Objective –
Will you transcribe the entries that follow, exactly and in full?

Task material –
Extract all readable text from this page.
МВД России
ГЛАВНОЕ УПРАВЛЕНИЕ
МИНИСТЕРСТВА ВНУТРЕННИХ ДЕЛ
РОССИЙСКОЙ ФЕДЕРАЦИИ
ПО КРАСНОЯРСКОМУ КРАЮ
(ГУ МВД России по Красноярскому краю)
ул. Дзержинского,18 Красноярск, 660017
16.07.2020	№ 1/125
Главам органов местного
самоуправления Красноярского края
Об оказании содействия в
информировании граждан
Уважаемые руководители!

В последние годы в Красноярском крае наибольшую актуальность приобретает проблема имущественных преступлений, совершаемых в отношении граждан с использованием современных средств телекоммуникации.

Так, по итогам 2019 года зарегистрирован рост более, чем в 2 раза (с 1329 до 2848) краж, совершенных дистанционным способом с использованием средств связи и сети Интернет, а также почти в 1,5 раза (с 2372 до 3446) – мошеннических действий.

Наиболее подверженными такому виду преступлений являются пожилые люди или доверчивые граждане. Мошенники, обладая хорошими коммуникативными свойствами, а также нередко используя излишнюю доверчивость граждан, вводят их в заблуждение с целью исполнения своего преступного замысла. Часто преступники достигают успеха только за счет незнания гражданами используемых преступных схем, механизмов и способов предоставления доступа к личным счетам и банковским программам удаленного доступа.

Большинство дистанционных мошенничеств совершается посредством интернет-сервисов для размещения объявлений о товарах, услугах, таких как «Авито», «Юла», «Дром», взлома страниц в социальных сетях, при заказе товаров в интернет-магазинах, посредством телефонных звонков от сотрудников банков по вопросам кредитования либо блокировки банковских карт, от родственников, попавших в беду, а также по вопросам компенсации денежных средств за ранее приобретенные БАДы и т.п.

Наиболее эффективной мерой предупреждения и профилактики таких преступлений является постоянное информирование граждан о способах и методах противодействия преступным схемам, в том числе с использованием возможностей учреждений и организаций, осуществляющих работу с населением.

Final result –
Extract all readable text from this page.
МВД России
ГЛАВНОЕ УПРАВЛЕНИЕ
МИНИСТЕРСТВА ВНУТРЕННИХ ДЕЛ
РОССИЙСКОЙ ФЕДЕРАЦИИ
ПО КРАСНОЯРСКОМУ КРАЮ
(ГУ МВД России по Красноярскому краю)
ул. Дзержинского,18 Красноярск, 660017
16.07.2020	№ 1/125
Главам органов местного
самоуправления Красноярского края
Об оказании содействия в
информировании граждан
Уважаемые руководители!

В последние годы в Красноярском крае наибольшую актуальность приобретает проблема имущественных преступлений, совершаемых в отношении граждан с использованием современных средств телекоммуникации.

Так, по итогам 2019 года зарегистрирован рост более, чем в 2 раза (с 1329 до 2848) краж, совершенных дистанционным способом с использованием средств связи и сети Интернет, а также почти в 1,5 раза (с 2372 до 3446) – мошеннических действий.

Наиболее подверженными такому виду преступлений являются пожилые люди или доверчивые граждане. Мошенники, обладая хорошими коммуникативными свойствами, а также нередко используя излишнюю доверчивость граждан, вводят их в заблуждение с целью исполнения своего преступного замысла. Часто преступники достигают успеха только за счет незнания гражданами используемых преступных схем, механизмов и способов предоставления доступа к личным счетам и банковским программам удаленного доступа.

Большинство дистанционных мошенничеств совершается посредством интернет-сервисов для размещения объявлений о товарах, услугах, таких как «Авито», «Юла», «Дром», взлома страниц в социальных сетях, при заказе товаров в интернет-магазинах, посредством телефонных звонков от сотрудников банков по вопросам кредитования либо блокировки банковских карт, от родственников, попавших в беду, а также по вопросам компенсации денежных средств за ранее приобретенные БАДы и т.п.

Наиболее эффективной мерой предупреждения и профилактики таких преступлений является постоянное информирование граждан о способах и методах противодействия преступным схемам, в том числе с использованием возможностей учреждений и организаций, осуществляющих работу с населением.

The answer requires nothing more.